**Page:**
━━━

WordPress: Tell Search Engines Not to Index Archives

Google Search Inculuding Archives

If you run a WordPress [1], and you to search Google‘s index using the site parameter – namely, site:%yourdomain% – you’ll probably find that Google has also indexed all of the archives, categories, and tags of your site. For many, the first impulse is to delete this from Google somehow or maybe use robots.txt, or some other method. But, I’ve found the solution is easier, and I’ll show you how to do it (without a plugin).
As always, there are many ways to do this.  You’ll see many suggest using a plugin (such as the popular WordPress SEO by Yoast). But, my approach is that everything you do in WordPress should be done in code if you can. The key is to only use plugins for very unique purposes, or as a last resort until you can figure out how to do it otherwise. Some also suggest the aforementioned robots.txt, but I consider that messy.

The problem of seeing the mass of tagged and archived posts inside of Google’s search doesn’t necessarily seem huge, until you realize that many of these links inside of Google on create duplicates (that may count against your site). I’m not sure the weight Google will ascribe to these duplicates, but they probably don’t help. And, let’s face it, it’s an esthetic issue.

━━━

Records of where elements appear
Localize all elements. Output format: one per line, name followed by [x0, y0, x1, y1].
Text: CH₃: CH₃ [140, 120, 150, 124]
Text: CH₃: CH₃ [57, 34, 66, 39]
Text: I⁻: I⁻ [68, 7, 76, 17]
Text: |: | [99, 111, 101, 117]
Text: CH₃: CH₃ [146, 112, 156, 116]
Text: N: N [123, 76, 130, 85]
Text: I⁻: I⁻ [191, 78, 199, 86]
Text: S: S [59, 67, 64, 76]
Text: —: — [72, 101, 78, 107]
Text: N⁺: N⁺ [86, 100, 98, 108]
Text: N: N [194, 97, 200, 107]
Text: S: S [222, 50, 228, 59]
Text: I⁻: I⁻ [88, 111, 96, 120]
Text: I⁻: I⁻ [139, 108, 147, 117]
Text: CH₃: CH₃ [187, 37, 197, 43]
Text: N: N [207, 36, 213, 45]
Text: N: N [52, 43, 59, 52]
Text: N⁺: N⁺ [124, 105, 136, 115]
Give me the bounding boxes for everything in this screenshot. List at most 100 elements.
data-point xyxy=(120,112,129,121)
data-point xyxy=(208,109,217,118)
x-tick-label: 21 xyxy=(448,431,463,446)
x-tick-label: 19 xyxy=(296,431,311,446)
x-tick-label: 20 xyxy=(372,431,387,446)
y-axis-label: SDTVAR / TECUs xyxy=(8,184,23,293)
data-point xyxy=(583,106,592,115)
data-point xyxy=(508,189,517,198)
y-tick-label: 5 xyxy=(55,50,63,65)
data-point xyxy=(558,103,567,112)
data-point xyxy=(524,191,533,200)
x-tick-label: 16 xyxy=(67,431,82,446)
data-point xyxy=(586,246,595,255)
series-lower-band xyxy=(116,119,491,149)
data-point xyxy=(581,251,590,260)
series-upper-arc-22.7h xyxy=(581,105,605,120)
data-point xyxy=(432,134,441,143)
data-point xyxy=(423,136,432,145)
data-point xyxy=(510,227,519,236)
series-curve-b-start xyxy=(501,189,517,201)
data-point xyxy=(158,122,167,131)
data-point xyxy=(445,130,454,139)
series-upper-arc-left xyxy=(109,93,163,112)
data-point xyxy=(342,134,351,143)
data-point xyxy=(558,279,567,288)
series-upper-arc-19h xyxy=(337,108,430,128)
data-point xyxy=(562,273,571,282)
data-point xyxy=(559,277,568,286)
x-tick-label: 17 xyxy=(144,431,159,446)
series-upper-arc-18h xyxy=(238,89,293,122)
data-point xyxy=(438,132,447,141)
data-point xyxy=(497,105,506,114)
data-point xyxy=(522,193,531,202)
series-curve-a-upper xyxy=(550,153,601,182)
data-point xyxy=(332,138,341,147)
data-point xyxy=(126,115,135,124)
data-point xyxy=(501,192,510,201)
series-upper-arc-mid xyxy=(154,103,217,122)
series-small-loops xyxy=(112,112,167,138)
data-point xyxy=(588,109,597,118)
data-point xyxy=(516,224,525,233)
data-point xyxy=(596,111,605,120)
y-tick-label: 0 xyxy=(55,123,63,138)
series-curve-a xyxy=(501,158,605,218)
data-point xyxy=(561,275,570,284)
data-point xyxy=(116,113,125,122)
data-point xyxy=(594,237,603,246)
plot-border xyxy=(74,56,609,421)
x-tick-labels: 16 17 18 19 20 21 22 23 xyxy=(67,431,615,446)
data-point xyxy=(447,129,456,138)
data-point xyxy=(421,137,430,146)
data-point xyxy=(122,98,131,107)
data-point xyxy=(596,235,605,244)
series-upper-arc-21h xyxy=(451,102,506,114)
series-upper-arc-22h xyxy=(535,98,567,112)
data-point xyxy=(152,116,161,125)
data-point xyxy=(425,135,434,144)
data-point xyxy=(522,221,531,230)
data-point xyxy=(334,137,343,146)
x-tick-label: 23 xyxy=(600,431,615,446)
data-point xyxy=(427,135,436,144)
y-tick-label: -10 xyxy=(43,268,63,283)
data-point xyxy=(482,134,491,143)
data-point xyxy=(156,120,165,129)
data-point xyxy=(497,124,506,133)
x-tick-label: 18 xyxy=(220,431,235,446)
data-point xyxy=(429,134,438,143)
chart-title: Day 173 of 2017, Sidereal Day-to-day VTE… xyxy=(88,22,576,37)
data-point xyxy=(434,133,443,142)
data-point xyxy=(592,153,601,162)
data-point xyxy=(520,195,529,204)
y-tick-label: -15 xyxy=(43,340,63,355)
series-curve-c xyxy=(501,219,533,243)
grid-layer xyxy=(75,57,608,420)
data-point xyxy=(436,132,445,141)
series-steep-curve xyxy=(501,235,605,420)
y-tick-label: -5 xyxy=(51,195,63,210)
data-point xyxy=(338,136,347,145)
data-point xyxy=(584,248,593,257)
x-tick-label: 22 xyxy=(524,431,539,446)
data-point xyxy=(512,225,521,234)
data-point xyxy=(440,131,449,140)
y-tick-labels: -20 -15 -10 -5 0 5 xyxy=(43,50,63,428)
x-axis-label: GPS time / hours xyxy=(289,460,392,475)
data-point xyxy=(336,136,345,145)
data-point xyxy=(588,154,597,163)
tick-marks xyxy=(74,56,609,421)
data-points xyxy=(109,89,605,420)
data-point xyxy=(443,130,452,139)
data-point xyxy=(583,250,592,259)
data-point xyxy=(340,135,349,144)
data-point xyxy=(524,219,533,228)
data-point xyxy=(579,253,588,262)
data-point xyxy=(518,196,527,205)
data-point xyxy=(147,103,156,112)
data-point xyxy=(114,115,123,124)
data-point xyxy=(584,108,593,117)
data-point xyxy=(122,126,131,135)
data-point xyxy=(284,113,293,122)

━━━

**What to do:**
[1] Does the WordPress piece on keeping archives out of search engines support each statement below? Answer yes or no for each, quoting the exact words from the text that decide it.
(a) The author recommends handling this with a plugin such as WordPress SEO by Yoast.
(b) The author regards robots.txt as a messy option.
(c) The author is certain how much weight Google gives to the duplicates.
[2] Answer these questions from the WordPress piece on keeping archives out of search engines:
(a) What search parameter does it give for checking Google's index of your own site?
(b) For what does the author say plugins should be used?
(c) Besides possible duplicates, what kind of issue does the author call the problem?
[3] Write the next part of the WordPress piece on keeping archives out of search engines, starting after its last sentence.

**Responses by task:**
[1]
(a) No: "my approach is that everything you do in WordPress should be done in code if you can."
(b) Yes: "Some also suggest the aforementioned robots.txt, but I consider that messy."
(c) No: "I’m not sure the weight Google will ascribe to these duplicates"

[2]
(a) site:%yourdomain%
(b) Only for very unique purposes, or as a last resort until you can figure out how to do it otherwise.
(c) An esthetic issue.

[3]
What I’ve done is added a line to a file in my theme that tells Google to avoid specific pages. But before I describe this: I want to warn you that changes to low-level files can render your site inoperable. Please use caution with this code. If you are using a theme you didn’t design from scratch, use a child theme to make these changes.

Copy the following lines of code and place them in your theme’s header.php:

<?php if(is_archive()){ ?>
<!--Tell Search Engines not to index archives -->
<meta name="robots" content="noindex, follow">
<?php } ?>

The header.php file is standard in your theme (or child theme) directory under /wp-content/themes/%themename%. You’ll need to place the code above the closing </head> tag.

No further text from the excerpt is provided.